Make an exact copy of all the data.

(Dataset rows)
## START

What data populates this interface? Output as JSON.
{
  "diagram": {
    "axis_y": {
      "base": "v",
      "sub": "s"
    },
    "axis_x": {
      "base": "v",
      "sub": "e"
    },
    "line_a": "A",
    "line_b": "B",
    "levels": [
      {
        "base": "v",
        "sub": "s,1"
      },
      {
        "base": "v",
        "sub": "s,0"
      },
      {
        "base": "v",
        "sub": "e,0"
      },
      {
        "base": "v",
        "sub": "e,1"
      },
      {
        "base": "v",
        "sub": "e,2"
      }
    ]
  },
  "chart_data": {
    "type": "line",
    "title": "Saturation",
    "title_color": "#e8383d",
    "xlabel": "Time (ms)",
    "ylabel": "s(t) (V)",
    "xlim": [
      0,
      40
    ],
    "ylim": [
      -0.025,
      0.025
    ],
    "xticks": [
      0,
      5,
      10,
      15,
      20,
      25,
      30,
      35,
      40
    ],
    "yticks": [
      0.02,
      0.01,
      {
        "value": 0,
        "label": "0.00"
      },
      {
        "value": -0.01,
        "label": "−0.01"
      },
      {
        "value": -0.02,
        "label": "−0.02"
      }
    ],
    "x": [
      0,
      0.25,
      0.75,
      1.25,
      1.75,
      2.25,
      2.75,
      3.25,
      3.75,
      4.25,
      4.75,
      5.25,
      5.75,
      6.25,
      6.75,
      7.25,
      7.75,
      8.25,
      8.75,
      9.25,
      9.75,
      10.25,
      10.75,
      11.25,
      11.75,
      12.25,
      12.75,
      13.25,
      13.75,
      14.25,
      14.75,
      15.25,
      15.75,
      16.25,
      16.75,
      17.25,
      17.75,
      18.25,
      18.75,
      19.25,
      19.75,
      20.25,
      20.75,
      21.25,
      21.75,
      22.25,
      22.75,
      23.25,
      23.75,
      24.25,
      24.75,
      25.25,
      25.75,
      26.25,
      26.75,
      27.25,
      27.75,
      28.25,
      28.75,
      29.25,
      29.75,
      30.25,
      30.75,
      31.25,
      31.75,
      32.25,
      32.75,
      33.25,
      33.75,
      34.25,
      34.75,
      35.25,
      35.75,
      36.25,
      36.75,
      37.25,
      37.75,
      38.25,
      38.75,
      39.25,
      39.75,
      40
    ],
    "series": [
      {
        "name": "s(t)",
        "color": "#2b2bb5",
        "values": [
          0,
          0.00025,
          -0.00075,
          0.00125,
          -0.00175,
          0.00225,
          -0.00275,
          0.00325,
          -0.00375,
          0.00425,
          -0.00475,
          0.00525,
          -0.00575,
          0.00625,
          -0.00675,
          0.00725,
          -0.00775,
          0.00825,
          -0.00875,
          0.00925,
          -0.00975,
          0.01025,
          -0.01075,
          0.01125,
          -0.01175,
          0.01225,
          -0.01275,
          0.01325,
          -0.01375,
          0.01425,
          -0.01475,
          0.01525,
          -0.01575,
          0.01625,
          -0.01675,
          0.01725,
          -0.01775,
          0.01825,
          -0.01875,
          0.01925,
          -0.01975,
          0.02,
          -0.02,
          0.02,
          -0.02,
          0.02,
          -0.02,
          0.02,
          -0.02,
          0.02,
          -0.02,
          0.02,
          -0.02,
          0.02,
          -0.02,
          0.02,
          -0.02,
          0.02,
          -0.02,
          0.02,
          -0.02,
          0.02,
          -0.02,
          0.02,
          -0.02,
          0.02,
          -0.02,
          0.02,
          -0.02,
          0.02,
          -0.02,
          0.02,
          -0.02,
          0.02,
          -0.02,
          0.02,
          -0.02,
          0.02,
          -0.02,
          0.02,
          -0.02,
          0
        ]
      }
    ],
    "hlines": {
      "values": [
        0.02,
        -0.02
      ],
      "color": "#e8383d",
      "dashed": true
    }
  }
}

## END

Response to the task:
What data populates this interface? Output as JSON.
{
  "diagram": {
    "axis_y": {
      "base": "v",
      "sub": "s"
    },
    "axis_x": {
      "base": "v",
      "sub": "e"
    },
    "line_a": "A",
    "line_b": "B",
    "levels": [
      {
        "base": "v",
        "sub": "s,1"
      },
      {
        "base": "v",
        "sub": "s,0"
      },
      {
        "base": "v",
        "sub": "e,0"
      },
      {
        "base": "v",
        "sub": "e,1"
      },
      {
        "base": "v",
        "sub": "e,2"
      }
    ]
  },
  "chart_data": {
    "type": "line",
    "title": "Saturation",
    "title_color": "#e8383d",
    "xlabel": "Time (ms)",
    "ylabel": "s(t) (V)",
    "xlim": [
      0,
      40
    ],
    "ylim": [
      -0.025,
      0.025
    ],
    "xticks": [
      0,
      5,
      10,
      15,
      20,
      25,
      30,
      35,
      40
    ],
    "yticks": [
      0.02,
      0.01,
      {
        "value": 0,
        "label": "0.00"
      },
      {
        "value": -0.01,
        "label": "−0.01"
      },
      {
        "value": -0.02,
        "label": "−0.02"
      }
    ],
    "x": [
      0,
      0.25,
      0.75,
      1.25,
      1.75,
      2.25,
      2.75,
      3.25,
      3.75,
      4.25,
      4.75,
      5.25,
      5.75,
      6.25,
      6.75,
      7.25,
      7.75,
      8.25,
      8.75,
      9.25,
      9.75,
      10.25,
      10.75,
      11.25,
      11.75,
      12.25,
      12.75,
      13.25,
      13.75,
      14.25,
      14.75,
      15.25,
      15.75,
      16.25,
      16.75,
      17.25,
      17.75,
      18.25,
      18.75,
      19.25,
      19.75,
      20.25,
      20.75,
      21.25,
      21.75,
      22.25,
      22.75,
      23.25,
      23.75,
      24.25,
      24.75,
      25.25,
      25.75,
      26.25,
      26.75,
      27.25,
      27.75,
      28.25,
      28.75,
      29.25,
      29.75,
      30.25,
      30.75,
      31.25,
      31.75,
      32.25,
      32.75,
      33.25,
      33.75,
      34.25,
      34.75,
      35.25,
      35.75,
      36.25,
      36.75,
      37.25,
      37.75,
      38.25,
      38.75,
      39.25,
      39.75,
      40
    ],
    "series": [
      {
        "name": "s(t)",
        "color": "#2b2bb5",
        "values": [
          0,
          0.00025,
          -0.00075,
          0.00125,
          -0.00175,
          0.00225,
          -0.00275,
          0.00325,
          -0.00375,
          0.00425,
          -0.00475,
          0.00525,
          -0.00575,
          0.00625,
          -0.00675,
          0.00725,
          -0.00775,
          0.00825,
          -0.00875,
          0.00925,
          -0.00975,
          0.01025,
          -0.01075,
          0.01125,
          -0.01175,
          0.01225,
          -0.01275,
          0.01325,
          -0.01375,
          0.01425,
          -0.01475,
          0.01525,
          -0.01575,
          0.01625,
          -0.01675,
          0.01725,
          -0.01775,
          0.01825,
          -0.01875,
          0.01925,
          -0.01975,
          0.02,
          -0.02,
          0.02,
          -0.02,
          0.02,
          -0.02,
          0.02,
          -0.02,
          0.02,
          -0.02,
          0.02,
          -0.02,
          0.02,
          -0.02,
          0.02,
          -0.02,
          0.02,
          -0.02,
          0.02,
          -0.02,
          0.02,
          -0.02,
          0.02,
          -0.02,
          0.02,
          -0.02,
          0.02,
          -0.02,
          0.02,
          -0.02,
          0.02,
          -0.02,
          0.02,
          -0.02,
          0.02,
          -0.02,
          0.02,
          -0.02,
          0.02,
          -0.02,
          0
        ]
      }
    ],
    "hlines": {
      "values": [
        0.02,
        -0.02
      ],
      "color": "#e8383d",
      "dashed": true
    }
  }
}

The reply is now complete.